DIRECTION:
Filter the records below and copy every line containing the word "места".

RECORDS FOR PROCESSING:

★ ★ ★ ★ ★ ★ ★

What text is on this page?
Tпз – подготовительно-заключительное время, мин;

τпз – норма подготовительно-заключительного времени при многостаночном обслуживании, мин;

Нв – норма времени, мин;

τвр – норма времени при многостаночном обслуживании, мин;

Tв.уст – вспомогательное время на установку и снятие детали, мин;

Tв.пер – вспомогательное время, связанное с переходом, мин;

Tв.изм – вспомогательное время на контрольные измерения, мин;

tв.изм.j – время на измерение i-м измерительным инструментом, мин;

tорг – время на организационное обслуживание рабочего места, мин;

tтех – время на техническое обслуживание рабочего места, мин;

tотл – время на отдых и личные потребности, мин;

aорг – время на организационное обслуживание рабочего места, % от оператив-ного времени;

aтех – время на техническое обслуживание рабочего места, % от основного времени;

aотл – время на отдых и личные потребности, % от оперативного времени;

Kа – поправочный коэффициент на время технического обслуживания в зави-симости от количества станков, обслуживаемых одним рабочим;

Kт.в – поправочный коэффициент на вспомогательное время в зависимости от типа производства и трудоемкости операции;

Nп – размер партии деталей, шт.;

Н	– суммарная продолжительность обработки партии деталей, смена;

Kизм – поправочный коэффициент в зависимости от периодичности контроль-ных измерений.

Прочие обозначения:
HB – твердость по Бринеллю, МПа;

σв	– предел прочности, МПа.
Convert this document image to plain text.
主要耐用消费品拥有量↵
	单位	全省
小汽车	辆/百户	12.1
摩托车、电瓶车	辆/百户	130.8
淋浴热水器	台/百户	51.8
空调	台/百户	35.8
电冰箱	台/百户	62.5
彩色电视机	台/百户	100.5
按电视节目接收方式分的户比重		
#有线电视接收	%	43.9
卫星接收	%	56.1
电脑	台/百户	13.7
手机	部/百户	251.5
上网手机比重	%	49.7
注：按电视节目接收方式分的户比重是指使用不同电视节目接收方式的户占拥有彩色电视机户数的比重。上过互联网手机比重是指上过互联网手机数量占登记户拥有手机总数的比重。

★ ★ ★ ★ ★ ★ ★

RESULT:
tорг – время на организационное обслуживание рабочего места, мин;
tтех – время на техническое обслуживание рабочего места, мин;
aорг – время на организационное обслуживание рабочего места, % от оператив-ного времени;
aтех – время на техническое обслуживание рабочего места, % от основного времени;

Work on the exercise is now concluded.